| What is being asked |
Give all the lines below again, exactly, with no pictures.

### Records provided

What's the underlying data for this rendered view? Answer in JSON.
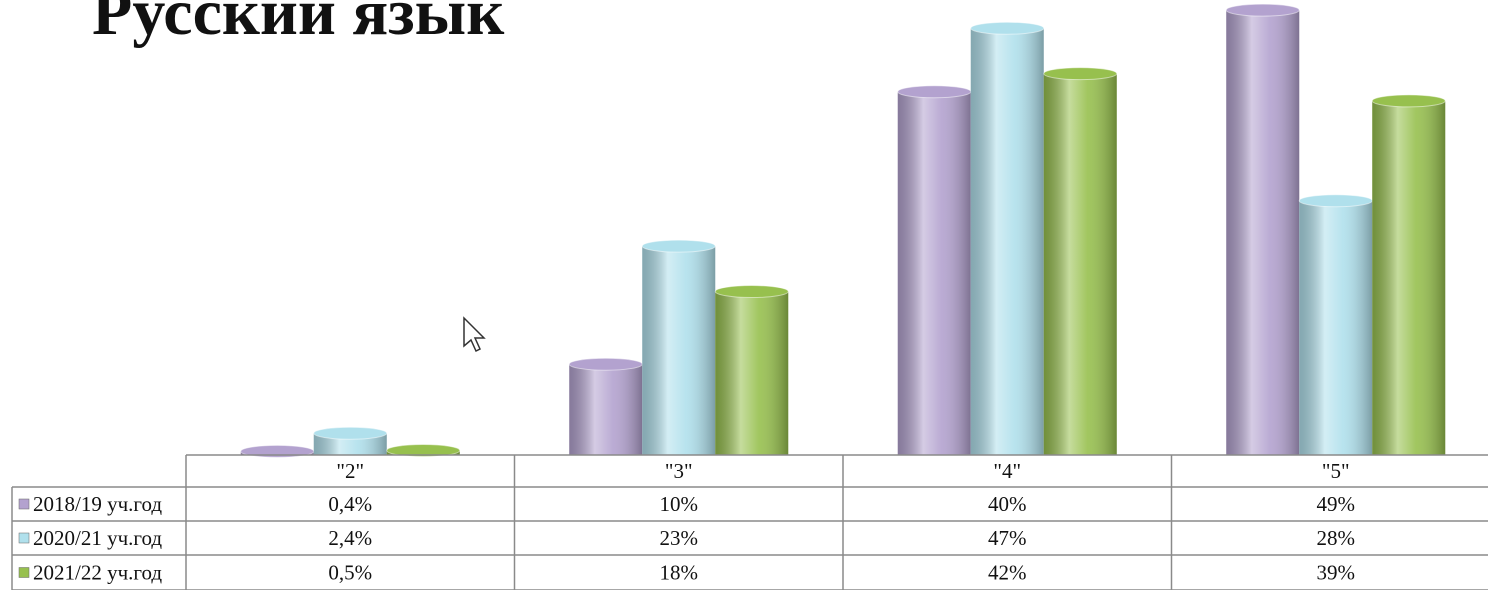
{
  "chart_data": {
    "type": "bar",
    "title": "Русский язык",
    "categories": [
      "\"2\"",
      "\"3\"",
      "\"4\"",
      "\"5\""
    ],
    "series": [
      {
        "name": "2018/19 уч.год",
        "color": "#b3a2cf",
        "values": [
          0.4,
          10,
          40,
          49
        ],
        "value_labels": [
          "0,4%",
          "10%",
          "40%",
          "49%"
        ]
      },
      {
        "name": "2020/21 уч.год",
        "color": "#b0e0ec",
        "values": [
          2.4,
          23,
          47,
          28
        ],
        "value_labels": [
          "2,4%",
          "23%",
          "47%",
          "28%"
        ]
      },
      {
        "name": "2021/22 уч.год",
        "color": "#97c04e",
        "values": [
          0.5,
          18,
          42,
          39
        ],
        "value_labels": [
          "0,5%",
          "18%",
          "42%",
          "39%"
        ]
      }
    ],
    "ylim": [
      0,
      50
    ]
  }
}
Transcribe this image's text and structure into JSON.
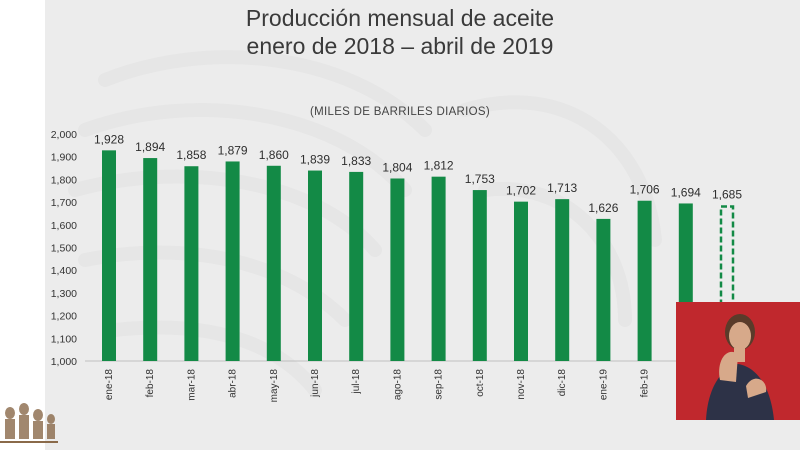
{
  "slide": {
    "title_line1": "Producción mensual de aceite",
    "title_line2": "enero de 2018 – abril de 2019",
    "subtitle": "(MILES DE BARRILES DIARIOS)"
  },
  "colors": {
    "bar": "#138a46",
    "background": "#ececec",
    "interpreter_bg": "#c0282d"
  },
  "chart_data": {
    "type": "bar",
    "title": "Producción mensual de aceite enero de 2018 – abril de 2019",
    "ylabel": "(MILES DE BARRILES DIARIOS)",
    "categories": [
      "ene-18",
      "feb-18",
      "mar-18",
      "abr-18",
      "may-18",
      "jun-18",
      "jul-18",
      "ago-18",
      "sep-18",
      "oct-18",
      "nov-18",
      "dic-18",
      "ene-19",
      "feb-19",
      "",
      ""
    ],
    "values": [
      1928,
      1894,
      1858,
      1879,
      1860,
      1839,
      1833,
      1804,
      1812,
      1753,
      1702,
      1713,
      1626,
      1706,
      1694,
      1685
    ],
    "value_labels": [
      "1,928",
      "1,894",
      "1,858",
      "1,879",
      "1,860",
      "1,839",
      "1,833",
      "1,804",
      "1,812",
      "1,753",
      "1,702",
      "1,713",
      "1,626",
      "1,706",
      "1,694",
      "1,685"
    ],
    "dashed_last_bar": true,
    "ylim": [
      1000,
      2000
    ],
    "yticks": [
      "1,000",
      "1,100",
      "1,200",
      "1,300",
      "1,400",
      "1,500",
      "1,600",
      "1,700",
      "1,800",
      "1,900",
      "2,000"
    ],
    "grid": false,
    "legend": "none"
  }
}
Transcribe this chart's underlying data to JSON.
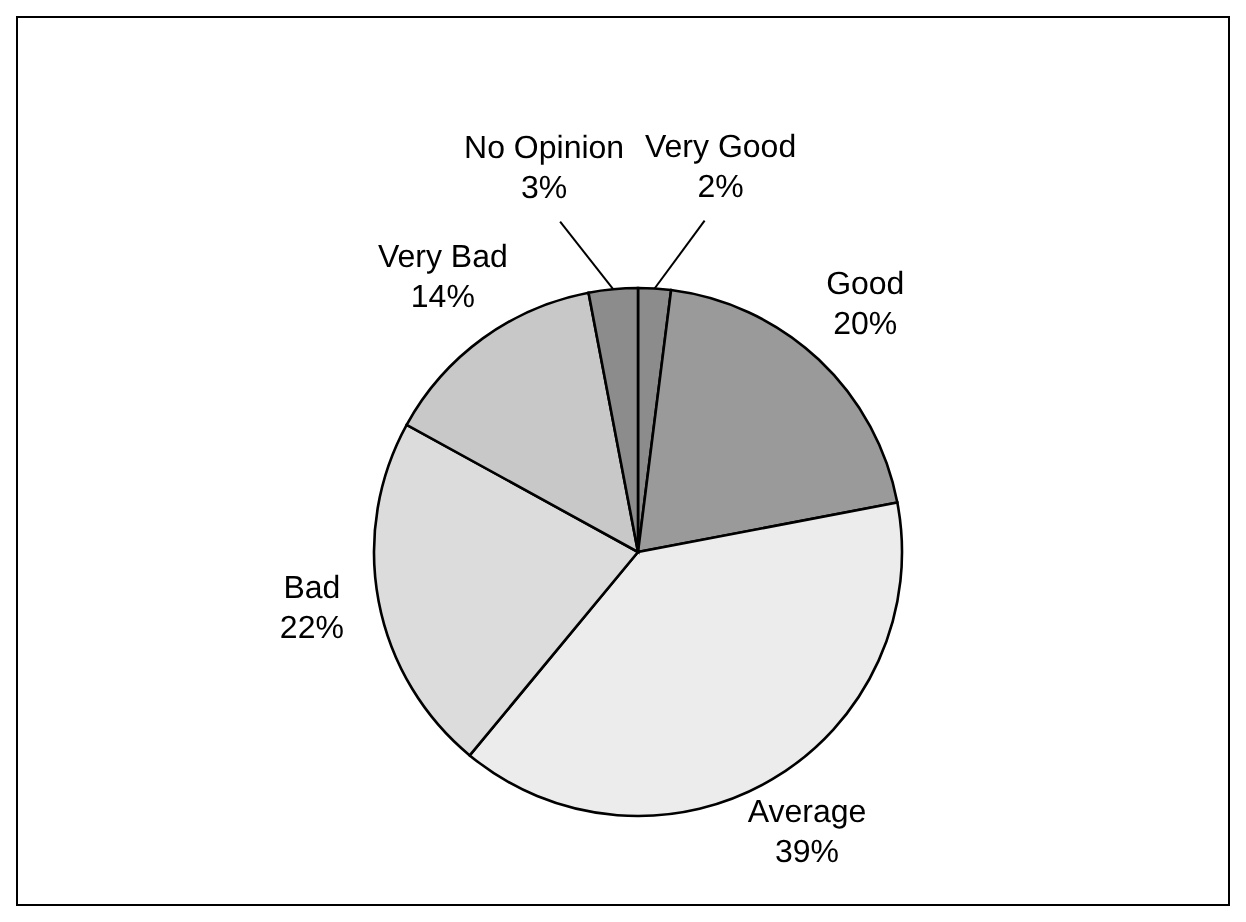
{
  "chart_data": {
    "type": "pie",
    "categories": [
      "Very Good",
      "Good",
      "Average",
      "Bad",
      "Very Bad",
      "No Opinion"
    ],
    "values": [
      2,
      20,
      39,
      22,
      14,
      3
    ],
    "value_labels": [
      "2%",
      "20%",
      "39%",
      "22%",
      "14%",
      "3%"
    ],
    "colors": [
      "#8c8c8c",
      "#9a9a9a",
      "#ececec",
      "#dcdcdc",
      "#c8c8c8",
      "#8c8c8c"
    ],
    "legend": false
  }
}
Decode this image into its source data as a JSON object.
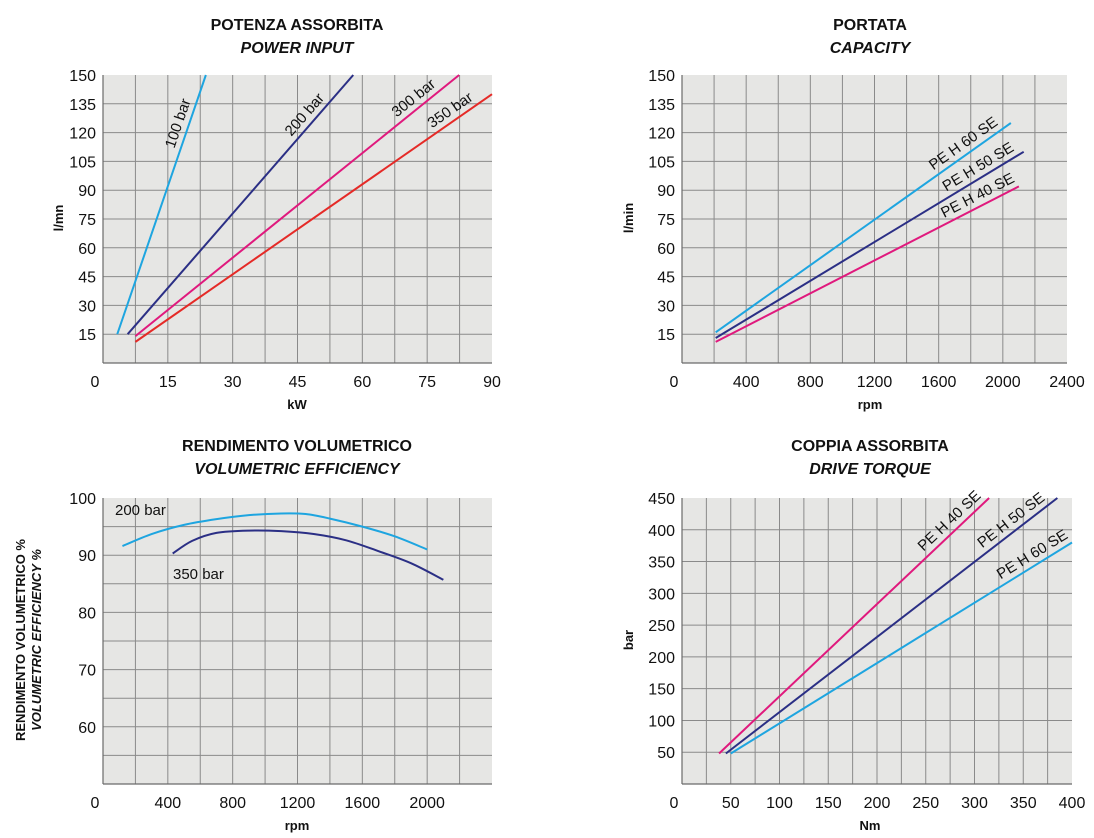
{
  "chart_data": [
    {
      "type": "line",
      "title": "POTENZA ASSORBITA",
      "subtitle": "POWER INPUT",
      "xlabel": "kW",
      "ylabel": "l/mn",
      "xlim": [
        0,
        90
      ],
      "ylim": [
        0,
        150
      ],
      "xticks": [
        0,
        15,
        30,
        45,
        60,
        75,
        90
      ],
      "yticks": [
        15,
        30,
        45,
        60,
        75,
        90,
        105,
        120,
        135,
        150
      ],
      "grid": true,
      "series": [
        {
          "name": "100 bar",
          "color": "#1ea5e0",
          "x": [
            3.3,
            23.8
          ],
          "y": [
            15,
            150
          ]
        },
        {
          "name": "200 bar",
          "color": "#2b2f85",
          "x": [
            5.7,
            57.9
          ],
          "y": [
            15,
            150
          ]
        },
        {
          "name": "300 bar",
          "color": "#e0197d",
          "x": [
            7.5,
            82.4
          ],
          "y": [
            14,
            150
          ]
        },
        {
          "name": "350 bar",
          "color": "#e52a27",
          "x": [
            7.5,
            90
          ],
          "y": [
            11,
            140
          ]
        }
      ]
    },
    {
      "type": "line",
      "title": "PORTATA",
      "subtitle": "CAPACITY",
      "xlabel": "rpm",
      "ylabel": "l/min",
      "xlim": [
        0,
        2400
      ],
      "ylim": [
        0,
        150
      ],
      "xticks": [
        0,
        400,
        800,
        1200,
        1600,
        2000,
        2400
      ],
      "yticks": [
        15,
        30,
        45,
        60,
        75,
        90,
        105,
        120,
        135,
        150
      ],
      "grid": true,
      "series": [
        {
          "name": "PE H 60 SE",
          "color": "#1ea5e0",
          "x": [
            210,
            2050
          ],
          "y": [
            16,
            125
          ]
        },
        {
          "name": "PE H 50 SE",
          "color": "#2b2f85",
          "x": [
            210,
            2130
          ],
          "y": [
            13,
            110
          ]
        },
        {
          "name": "PE H 40 SE",
          "color": "#e0197d",
          "x": [
            210,
            2100
          ],
          "y": [
            11,
            92
          ]
        }
      ]
    },
    {
      "type": "line",
      "title": "RENDIMENTO VOLUMETRICO",
      "subtitle": "VOLUMETRIC EFFICIENCY",
      "xlabel": "rpm",
      "ylabel": "RENDIMENTO VOLUMETRICO %",
      "ylabel2": "VOLUMETRIC EFFICIENCY %",
      "xlim": [
        0,
        2400
      ],
      "ylim": [
        50,
        100
      ],
      "xticks": [
        0,
        400,
        800,
        1200,
        1600,
        2000
      ],
      "yticks": [
        60,
        70,
        80,
        90,
        100
      ],
      "grid": true,
      "series": [
        {
          "name": "200 bar",
          "color": "#1ea5e0",
          "x": [
            120,
            300,
            500,
            700,
            900,
            1100,
            1250,
            1400,
            1600,
            1800,
            2000
          ],
          "y": [
            91.6,
            93.7,
            95.3,
            96.3,
            97.0,
            97.3,
            97.2,
            96.4,
            95.0,
            93.3,
            91.0
          ]
        },
        {
          "name": "350 bar",
          "color": "#2b2f85",
          "x": [
            430,
            550,
            700,
            900,
            1100,
            1300,
            1500,
            1700,
            1900,
            2100
          ],
          "y": [
            90.3,
            92.5,
            93.9,
            94.3,
            94.2,
            93.7,
            92.6,
            90.7,
            88.6,
            85.7
          ]
        }
      ]
    },
    {
      "type": "line",
      "title": "COPPIA ASSORBITA",
      "subtitle": "DRIVE TORQUE",
      "xlabel": "Nm",
      "ylabel": "bar",
      "xlim": [
        0,
        400
      ],
      "ylim": [
        0,
        450
      ],
      "xticks": [
        0,
        50,
        100,
        150,
        200,
        250,
        300,
        350,
        400
      ],
      "yticks": [
        50,
        100,
        150,
        200,
        250,
        300,
        350,
        400,
        450
      ],
      "grid": true,
      "series": [
        {
          "name": "PE H 40 SE",
          "color": "#e0197d",
          "x": [
            38,
            315
          ],
          "y": [
            48,
            450
          ]
        },
        {
          "name": "PE H 50 SE",
          "color": "#2b2f85",
          "x": [
            45,
            385
          ],
          "y": [
            48,
            450
          ]
        },
        {
          "name": "PE H 60 SE",
          "color": "#1ea5e0",
          "x": [
            50,
            400
          ],
          "y": [
            48,
            380
          ]
        }
      ]
    }
  ]
}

######

| Complete answer |
What's the underlying data for this rendered view? Answer in JSON.
{
  "chart_data": {
    "type": "bar",
    "title": "Русский язык",
    "categories": [
      "\"2\"",
      "\"3\"",
      "\"4\"",
      "\"5\""
    ],
    "series": [
      {
        "name": "2018/19 уч.год",
        "color": "#b3a2cf",
        "values": [
          0.4,
          10,
          40,
          49
        ],
        "value_labels": [
          "0,4%",
          "10%",
          "40%",
          "49%"
        ]
      },
      {
        "name": "2020/21 уч.год",
        "color": "#b0e0ec",
        "values": [
          2.4,
          23,
          47,
          28
        ],
        "value_labels": [
          "2,4%",
          "23%",
          "47%",
          "28%"
        ]
      },
      {
        "name": "2021/22 уч.год",
        "color": "#97c04e",
        "values": [
          0.5,
          18,
          42,
          39
        ],
        "value_labels": [
          "0,5%",
          "18%",
          "42%",
          "39%"
        ]
      }
    ],
    "ylim": [
      0,
      50
    ]
  }
}
Transcribe this image's text and structure into JSON.
{
  "slide": {
    "title_line1": "Producción mensual de aceite",
    "title_line2": "enero de 2018 – abril de 2019",
    "subtitle": "(MILES DE BARRILES DIARIOS)"
  },
  "colors": {
    "bar": "#138a46",
    "background": "#ececec",
    "interpreter_bg": "#c0282d"
  },
  "chart_data": {
    "type": "bar",
    "title": "Producción mensual de aceite enero de 2018 – abril de 2019",
    "ylabel": "(MILES DE BARRILES DIARIOS)",
    "categories": [
      "ene-18",
      "feb-18",
      "mar-18",
      "abr-18",
      "may-18",
      "jun-18",
      "jul-18",
      "ago-18",
      "sep-18",
      "oct-18",
      "nov-18",
      "dic-18",
      "ene-19",
      "feb-19",
      "",
      ""
    ],
    "values": [
      1928,
      1894,
      1858,
      1879,
      1860,
      1839,
      1833,
      1804,
      1812,
      1753,
      1702,
      1713,
      1626,
      1706,
      1694,
      1685
    ],
    "value_labels": [
      "1,928",
      "1,894",
      "1,858",
      "1,879",
      "1,860",
      "1,839",
      "1,833",
      "1,804",
      "1,812",
      "1,753",
      "1,702",
      "1,713",
      "1,626",
      "1,706",
      "1,694",
      "1,685"
    ],
    "dashed_last_bar": true,
    "ylim": [
      1000,
      2000
    ],
    "yticks": [
      "1,000",
      "1,100",
      "1,200",
      "1,300",
      "1,400",
      "1,500",
      "1,600",
      "1,700",
      "1,800",
      "1,900",
      "2,000"
    ],
    "grid": false,
    "legend": "none"
  }
}
Transcribe this chart's underlying data to JSON.
{
  "chart_data": {
    "type": "pie",
    "categories": [
      "Very Good",
      "Good",
      "Average",
      "Bad",
      "Very Bad",
      "No Opinion"
    ],
    "values": [
      2,
      20,
      39,
      22,
      14,
      3
    ],
    "value_labels": [
      "2%",
      "20%",
      "39%",
      "22%",
      "14%",
      "3%"
    ],
    "colors": [
      "#8c8c8c",
      "#9a9a9a",
      "#ececec",
      "#dcdcdc",
      "#c8c8c8",
      "#8c8c8c"
    ],
    "legend": false
  }
}
Decode this image into its source data as a JSON object.
{
  "chart_data": [
    {
      "type": "line",
      "title": "POTENZA ASSORBITA",
      "subtitle": "POWER INPUT",
      "xlabel": "kW",
      "ylabel": "l/mn",
      "xlim": [
        0,
        90
      ],
      "ylim": [
        0,
        150
      ],
      "xticks": [
        0,
        15,
        30,
        45,
        60,
        75,
        90
      ],
      "yticks": [
        15,
        30,
        45,
        60,
        75,
        90,
        105,
        120,
        135,
        150
      ],
      "grid": true,
      "series": [
        {
          "name": "100 bar",
          "color": "#1ea5e0",
          "x": [
            3.3,
            23.8
          ],
          "y": [
            15,
            150
          ]
        },
        {
          "name": "200 bar",
          "color": "#2b2f85",
          "x": [
            5.7,
            57.9
          ],
          "y": [
            15,
            150
          ]
        },
        {
          "name": "300 bar",
          "color": "#e0197d",
          "x": [
            7.5,
            82.4
          ],
          "y": [
            14,
            150
          ]
        },
        {
          "name": "350 bar",
          "color": "#e52a27",
          "x": [
            7.5,
            90
          ],
          "y": [
            11,
            140
          ]
        }
      ]
    },
    {
      "type": "line",
      "title": "PORTATA",
      "subtitle": "CAPACITY",
      "xlabel": "rpm",
      "ylabel": "l/min",
      "xlim": [
        0,
        2400
      ],
      "ylim": [
        0,
        150
      ],
      "xticks": [
        0,
        400,
        800,
        1200,
        1600,
        2000,
        2400
      ],
      "yticks": [
        15,
        30,
        45,
        60,
        75,
        90,
        105,
        120,
        135,
        150
      ],
      "grid": true,
      "series": [
        {
          "name": "PE H 60 SE",
          "color": "#1ea5e0",
          "x": [
            210,
            2050
          ],
          "y": [
            16,
            125
          ]
        },
        {
          "name": "PE H 50 SE",
          "color": "#2b2f85",
          "x": [
            210,
            2130
          ],
          "y": [
            13,
            110
          ]
        },
        {
          "name": "PE H 40 SE",
          "color": "#e0197d",
          "x": [
            210,
            2100
          ],
          "y": [
            11,
            92
          ]
        }
      ]
    },
    {
      "type": "line",
      "title": "RENDIMENTO VOLUMETRICO",
      "subtitle": "VOLUMETRIC EFFICIENCY",
      "xlabel": "rpm",
      "ylabel": "RENDIMENTO VOLUMETRICO %",
      "ylabel2": "VOLUMETRIC EFFICIENCY %",
      "xlim": [
        0,
        2400
      ],
      "ylim": [
        50,
        100
      ],
      "xticks": [
        0,
        400,
        800,
        1200,
        1600,
        2000
      ],
      "yticks": [
        60,
        70,
        80,
        90,
        100
      ],
      "grid": true,
      "series": [
        {
          "name": "200 bar",
          "color": "#1ea5e0",
          "x": [
            120,
            300,
            500,
            700,
            900,
            1100,
            1250,
            1400,
            1600,
            1800,
            2000
          ],
          "y": [
            91.6,
            93.7,
            95.3,
            96.3,
            97.0,
            97.3,
            97.2,
            96.4,
            95.0,
            93.3,
            91.0
          ]
        },
        {
          "name": "350 bar",
          "color": "#2b2f85",
          "x": [
            430,
            550,
            700,
            900,
            1100,
            1300,
            1500,
            1700,
            1900,
            2100
          ],
          "y": [
            90.3,
            92.5,
            93.9,
            94.3,
            94.2,
            93.7,
            92.6,
            90.7,
            88.6,
            85.7
          ]
        }
      ]
    },
    {
      "type": "line",
      "title": "COPPIA ASSORBITA",
      "subtitle": "DRIVE TORQUE",
      "xlabel": "Nm",
      "ylabel": "bar",
      "xlim": [
        0,
        400
      ],
      "ylim": [
        0,
        450
      ],
      "xticks": [
        0,
        50,
        100,
        150,
        200,
        250,
        300,
        350,
        400
      ],
      "yticks": [
        50,
        100,
        150,
        200,
        250,
        300,
        350,
        400,
        450
      ],
      "grid": true,
      "series": [
        {
          "name": "PE H 40 SE",
          "color": "#e0197d",
          "x": [
            38,
            315
          ],
          "y": [
            48,
            450
          ]
        },
        {
          "name": "PE H 50 SE",
          "color": "#2b2f85",
          "x": [
            45,
            385
          ],
          "y": [
            48,
            450
          ]
        },
        {
          "name": "PE H 60 SE",
          "color": "#1ea5e0",
          "x": [
            50,
            400
          ],
          "y": [
            48,
            380
          ]
        }
      ]
    }
  ]
}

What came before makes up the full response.